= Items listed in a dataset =
#####
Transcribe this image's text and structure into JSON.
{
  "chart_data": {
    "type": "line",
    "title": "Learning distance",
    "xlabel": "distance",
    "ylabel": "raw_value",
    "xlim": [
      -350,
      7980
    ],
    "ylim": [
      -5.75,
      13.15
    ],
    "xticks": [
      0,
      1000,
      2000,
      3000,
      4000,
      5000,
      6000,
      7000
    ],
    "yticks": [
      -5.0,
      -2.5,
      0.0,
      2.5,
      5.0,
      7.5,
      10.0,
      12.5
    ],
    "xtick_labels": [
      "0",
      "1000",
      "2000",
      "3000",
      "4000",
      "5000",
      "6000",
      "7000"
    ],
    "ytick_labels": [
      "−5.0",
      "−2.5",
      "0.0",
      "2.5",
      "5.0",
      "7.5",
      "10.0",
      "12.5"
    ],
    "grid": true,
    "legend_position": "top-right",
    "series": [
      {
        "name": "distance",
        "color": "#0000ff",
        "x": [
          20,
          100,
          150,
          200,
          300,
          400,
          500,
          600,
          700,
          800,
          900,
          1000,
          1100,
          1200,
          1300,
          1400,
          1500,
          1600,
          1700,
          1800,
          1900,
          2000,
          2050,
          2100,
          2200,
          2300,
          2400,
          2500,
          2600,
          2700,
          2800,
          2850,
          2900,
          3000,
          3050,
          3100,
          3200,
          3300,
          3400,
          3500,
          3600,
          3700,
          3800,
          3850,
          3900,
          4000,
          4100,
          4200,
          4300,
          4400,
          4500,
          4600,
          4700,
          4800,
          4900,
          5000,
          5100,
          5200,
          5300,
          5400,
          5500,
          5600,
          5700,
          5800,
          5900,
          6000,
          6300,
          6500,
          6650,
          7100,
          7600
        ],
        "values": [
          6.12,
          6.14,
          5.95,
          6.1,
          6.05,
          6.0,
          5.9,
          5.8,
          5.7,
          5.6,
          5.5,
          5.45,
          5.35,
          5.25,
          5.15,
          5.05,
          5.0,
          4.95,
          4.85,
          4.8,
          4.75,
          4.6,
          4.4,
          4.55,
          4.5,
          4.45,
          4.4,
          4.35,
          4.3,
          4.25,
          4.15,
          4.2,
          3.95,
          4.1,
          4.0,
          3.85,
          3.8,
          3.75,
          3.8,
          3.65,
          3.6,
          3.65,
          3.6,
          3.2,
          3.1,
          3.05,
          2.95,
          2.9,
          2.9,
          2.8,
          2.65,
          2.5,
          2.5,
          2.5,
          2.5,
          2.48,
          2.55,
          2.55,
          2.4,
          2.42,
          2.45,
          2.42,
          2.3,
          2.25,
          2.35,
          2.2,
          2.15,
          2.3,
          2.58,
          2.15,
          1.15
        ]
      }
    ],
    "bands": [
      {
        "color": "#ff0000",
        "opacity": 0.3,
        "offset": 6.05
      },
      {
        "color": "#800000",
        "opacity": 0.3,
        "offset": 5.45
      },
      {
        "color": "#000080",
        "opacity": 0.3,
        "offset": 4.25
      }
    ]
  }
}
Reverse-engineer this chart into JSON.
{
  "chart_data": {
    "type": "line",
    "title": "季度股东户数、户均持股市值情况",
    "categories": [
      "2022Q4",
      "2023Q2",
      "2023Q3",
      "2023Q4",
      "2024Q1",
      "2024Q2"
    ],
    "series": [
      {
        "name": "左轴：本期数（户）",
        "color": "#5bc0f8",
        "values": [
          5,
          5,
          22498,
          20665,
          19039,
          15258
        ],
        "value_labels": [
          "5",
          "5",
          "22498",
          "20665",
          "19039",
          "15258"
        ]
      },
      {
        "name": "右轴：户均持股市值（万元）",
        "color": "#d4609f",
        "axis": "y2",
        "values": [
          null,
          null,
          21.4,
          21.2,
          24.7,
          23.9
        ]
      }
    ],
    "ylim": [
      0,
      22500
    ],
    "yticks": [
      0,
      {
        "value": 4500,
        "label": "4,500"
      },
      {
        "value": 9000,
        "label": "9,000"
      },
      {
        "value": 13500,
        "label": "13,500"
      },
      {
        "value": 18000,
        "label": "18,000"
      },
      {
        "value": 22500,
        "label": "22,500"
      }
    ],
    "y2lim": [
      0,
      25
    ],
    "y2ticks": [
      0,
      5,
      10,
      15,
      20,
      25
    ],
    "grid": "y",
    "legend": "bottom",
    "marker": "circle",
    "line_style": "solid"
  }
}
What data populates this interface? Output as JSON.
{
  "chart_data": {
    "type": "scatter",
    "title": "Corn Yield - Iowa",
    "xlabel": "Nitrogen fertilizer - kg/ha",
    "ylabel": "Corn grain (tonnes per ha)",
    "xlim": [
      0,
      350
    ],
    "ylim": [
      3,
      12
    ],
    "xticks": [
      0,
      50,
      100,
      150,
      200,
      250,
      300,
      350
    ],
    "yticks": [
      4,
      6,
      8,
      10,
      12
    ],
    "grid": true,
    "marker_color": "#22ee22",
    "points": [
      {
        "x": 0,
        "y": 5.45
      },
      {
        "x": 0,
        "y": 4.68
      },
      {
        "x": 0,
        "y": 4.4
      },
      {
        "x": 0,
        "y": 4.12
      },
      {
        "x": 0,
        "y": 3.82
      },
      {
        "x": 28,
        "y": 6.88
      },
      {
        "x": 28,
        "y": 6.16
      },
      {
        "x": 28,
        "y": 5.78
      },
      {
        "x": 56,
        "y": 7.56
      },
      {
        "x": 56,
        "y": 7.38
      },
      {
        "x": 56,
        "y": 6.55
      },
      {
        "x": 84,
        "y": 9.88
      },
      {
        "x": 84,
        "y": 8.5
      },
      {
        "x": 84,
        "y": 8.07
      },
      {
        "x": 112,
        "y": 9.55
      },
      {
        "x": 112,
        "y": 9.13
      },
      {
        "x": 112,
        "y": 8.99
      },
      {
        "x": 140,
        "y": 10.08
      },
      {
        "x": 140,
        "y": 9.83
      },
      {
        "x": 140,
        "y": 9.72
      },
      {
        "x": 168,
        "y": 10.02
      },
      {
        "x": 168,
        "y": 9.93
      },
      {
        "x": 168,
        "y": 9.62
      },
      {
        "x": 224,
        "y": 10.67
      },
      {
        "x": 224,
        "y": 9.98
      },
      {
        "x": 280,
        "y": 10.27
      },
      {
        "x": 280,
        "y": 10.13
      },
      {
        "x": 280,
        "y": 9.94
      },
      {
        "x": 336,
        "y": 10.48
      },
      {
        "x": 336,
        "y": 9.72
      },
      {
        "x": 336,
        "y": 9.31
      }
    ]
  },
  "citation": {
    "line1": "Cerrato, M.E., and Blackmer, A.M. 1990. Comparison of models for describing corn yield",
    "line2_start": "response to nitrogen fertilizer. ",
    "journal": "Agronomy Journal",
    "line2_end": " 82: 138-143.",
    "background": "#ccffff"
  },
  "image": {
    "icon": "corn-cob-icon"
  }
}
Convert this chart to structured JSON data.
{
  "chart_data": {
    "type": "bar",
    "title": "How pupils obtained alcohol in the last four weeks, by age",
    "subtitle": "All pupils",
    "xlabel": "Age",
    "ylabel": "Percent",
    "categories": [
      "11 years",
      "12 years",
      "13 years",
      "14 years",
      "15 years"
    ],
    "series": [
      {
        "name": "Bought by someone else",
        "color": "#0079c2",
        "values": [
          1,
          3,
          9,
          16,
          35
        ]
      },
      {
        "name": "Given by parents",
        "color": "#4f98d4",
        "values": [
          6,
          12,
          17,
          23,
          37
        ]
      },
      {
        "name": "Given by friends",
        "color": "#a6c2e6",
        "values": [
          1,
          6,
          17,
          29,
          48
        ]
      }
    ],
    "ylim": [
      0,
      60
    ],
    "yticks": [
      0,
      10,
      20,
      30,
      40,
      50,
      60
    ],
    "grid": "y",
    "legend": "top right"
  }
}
#####
= REQUIREMENTS =
Give all of the entries again, word for word.

= EXERCISE RESPONSE =
Transcribe this image's text and structure into JSON.
{
  "chart_data": {
    "type": "line",
    "title": "Learning distance",
    "xlabel": "distance",
    "ylabel": "raw_value",
    "xlim": [
      -350,
      7980
    ],
    "ylim": [
      -5.75,
      13.15
    ],
    "xticks": [
      0,
      1000,
      2000,
      3000,
      4000,
      5000,
      6000,
      7000
    ],
    "yticks": [
      -5.0,
      -2.5,
      0.0,
      2.5,
      5.0,
      7.5,
      10.0,
      12.5
    ],
    "xtick_labels": [
      "0",
      "1000",
      "2000",
      "3000",
      "4000",
      "5000",
      "6000",
      "7000"
    ],
    "ytick_labels": [
      "−5.0",
      "−2.5",
      "0.0",
      "2.5",
      "5.0",
      "7.5",
      "10.0",
      "12.5"
    ],
    "grid": true,
    "legend_position": "top-right",
    "series": [
      {
        "name": "distance",
        "color": "#0000ff",
        "x": [
          20,
          100,
          150,
          200,
          300,
          400,
          500,
          600,
          700,
          800,
          900,
          1000,
          1100,
          1200,
          1300,
          1400,
          1500,
          1600,
          1700,
          1800,
          1900,
          2000,
          2050,
          2100,
          2200,
          2300,
          2400,
          2500,
          2600,
          2700,
          2800,
          2850,
          2900,
          3000,
          3050,
          3100,
          3200,
          3300,
          3400,
          3500,
          3600,
          3700,
          3800,
          3850,
          3900,
          4000,
          4100,
          4200,
          4300,
          4400,
          4500,
          4600,
          4700,
          4800,
          4900,
          5000,
          5100,
          5200,
          5300,
          5400,
          5500,
          5600,
          5700,
          5800,
          5900,
          6000,
          6300,
          6500,
          6650,
          7100,
          7600
        ],
        "values": [
          6.12,
          6.14,
          5.95,
          6.1,
          6.05,
          6.0,
          5.9,
          5.8,
          5.7,
          5.6,
          5.5,
          5.45,
          5.35,
          5.25,
          5.15,
          5.05,
          5.0,
          4.95,
          4.85,
          4.8,
          4.75,
          4.6,
          4.4,
          4.55,
          4.5,
          4.45,
          4.4,
          4.35,
          4.3,
          4.25,
          4.15,
          4.2,
          3.95,
          4.1,
          4.0,
          3.85,
          3.8,
          3.75,
          3.8,
          3.65,
          3.6,
          3.65,
          3.6,
          3.2,
          3.1,
          3.05,
          2.95,
          2.9,
          2.9,
          2.8,
          2.65,
          2.5,
          2.5,
          2.5,
          2.5,
          2.48,
          2.55,
          2.55,
          2.4,
          2.42,
          2.45,
          2.42,
          2.3,
          2.25,
          2.35,
          2.2,
          2.15,
          2.3,
          2.58,
          2.15,
          1.15
        ]
      }
    ],
    "bands": [
      {
        "color": "#ff0000",
        "opacity": 0.3,
        "offset": 6.05
      },
      {
        "color": "#800000",
        "opacity": 0.3,
        "offset": 5.45
      },
      {
        "color": "#000080",
        "opacity": 0.3,
        "offset": 4.25
      }
    ]
  }
}
Reverse-engineer this chart into JSON.
{
  "chart_data": {
    "type": "line",
    "title": "季度股东户数、户均持股市值情况",
    "categories": [
      "2022Q4",
      "2023Q2",
      "2023Q3",
      "2023Q4",
      "2024Q1",
      "2024Q2"
    ],
    "series": [
      {
        "name": "左轴：本期数（户）",
        "color": "#5bc0f8",
        "values": [
          5,
          5,
          22498,
          20665,
          19039,
          15258
        ],
        "value_labels": [
          "5",
          "5",
          "22498",
          "20665",
          "19039",
          "15258"
        ]
      },
      {
        "name": "右轴：户均持股市值（万元）",
        "color": "#d4609f",
        "axis": "y2",
        "values": [
          null,
          null,
          21.4,
          21.2,
          24.7,
          23.9
        ]
      }
    ],
    "ylim": [
      0,
      22500
    ],
    "yticks": [
      0,
      {
        "value": 4500,
        "label": "4,500"
      },
      {
        "value": 9000,
        "label": "9,000"
      },
      {
        "value": 13500,
        "label": "13,500"
      },
      {
        "value": 18000,
        "label": "18,000"
      },
      {
        "value": 22500,
        "label": "22,500"
      }
    ],
    "y2lim": [
      0,
      25
    ],
    "y2ticks": [
      0,
      5,
      10,
      15,
      20,
      25
    ],
    "grid": "y",
    "legend": "bottom",
    "marker": "circle",
    "line_style": "solid"
  }
}
What data populates this interface? Output as JSON.
{
  "chart_data": {
    "type": "scatter",
    "title": "Corn Yield - Iowa",
    "xlabel": "Nitrogen fertilizer - kg/ha",
    "ylabel": "Corn grain (tonnes per ha)",
    "xlim": [
      0,
      350
    ],
    "ylim": [
      3,
      12
    ],
    "xticks": [
      0,
      50,
      100,
      150,
      200,
      250,
      300,
      350
    ],
    "yticks": [
      4,
      6,
      8,
      10,
      12
    ],
    "grid": true,
    "marker_color": "#22ee22",
    "points": [
      {
        "x": 0,
        "y": 5.45
      },
      {
        "x": 0,
        "y": 4.68
      },
      {
        "x": 0,
        "y": 4.4
      },
      {
        "x": 0,
        "y": 4.12
      },
      {
        "x": 0,
        "y": 3.82
      },
      {
        "x": 28,
        "y": 6.88
      },
      {
        "x": 28,
        "y": 6.16
      },
      {
        "x": 28,
        "y": 5.78
      },
      {
        "x": 56,
        "y": 7.56
      },
      {
        "x": 56,
        "y": 7.38
      },
      {
        "x": 56,
        "y": 6.55
      },
      {
        "x": 84,
        "y": 9.88
      },
      {
        "x": 84,
        "y": 8.5
      },
      {
        "x": 84,
        "y": 8.07
      },
      {
        "x": 112,
        "y": 9.55
      },
      {
        "x": 112,
        "y": 9.13
      },
      {
        "x": 112,
        "y": 8.99
      },
      {
        "x": 140,
        "y": 10.08
      },
      {
        "x": 140,
        "y": 9.83
      },
      {
        "x": 140,
        "y": 9.72
      },
      {
        "x": 168,
        "y": 10.02
      },
      {
        "x": 168,
        "y": 9.93
      },
      {
        "x": 168,
        "y": 9.62
      },
      {
        "x": 224,
        "y": 10.67
      },
      {
        "x": 224,
        "y": 9.98
      },
      {
        "x": 280,
        "y": 10.27
      },
      {
        "x": 280,
        "y": 10.13
      },
      {
        "x": 280,
        "y": 9.94
      },
      {
        "x": 336,
        "y": 10.48
      },
      {
        "x": 336,
        "y": 9.72
      },
      {
        "x": 336,
        "y": 9.31
      }
    ]
  },
  "citation": {
    "line1": "Cerrato, M.E., and Blackmer, A.M. 1990. Comparison of models for describing corn yield",
    "line2_start": "response to nitrogen fertilizer. ",
    "journal": "Agronomy Journal",
    "line2_end": " 82: 138-143.",
    "background": "#ccffff"
  },
  "image": {
    "icon": "corn-cob-icon"
  }
}
Convert this chart to structured JSON data.
{
  "chart_data": {
    "type": "bar",
    "title": "How pupils obtained alcohol in the last four weeks, by age",
    "subtitle": "All pupils",
    "xlabel": "Age",
    "ylabel": "Percent",
    "categories": [
      "11 years",
      "12 years",
      "13 years",
      "14 years",
      "15 years"
    ],
    "series": [
      {
        "name": "Bought by someone else",
        "color": "#0079c2",
        "values": [
          1,
          3,
          9,
          16,
          35
        ]
      },
      {
        "name": "Given by parents",
        "color": "#4f98d4",
        "values": [
          6,
          12,
          17,
          23,
          37
        ]
      },
      {
        "name": "Given by friends",
        "color": "#a6c2e6",
        "values": [
          1,
          6,
          17,
          29,
          48
        ]
      }
    ],
    "ylim": [
      0,
      60
    ],
    "yticks": [
      0,
      10,
      20,
      30,
      40,
      50,
      60
    ],
    "grid": "y",
    "legend": "top right"
  }
}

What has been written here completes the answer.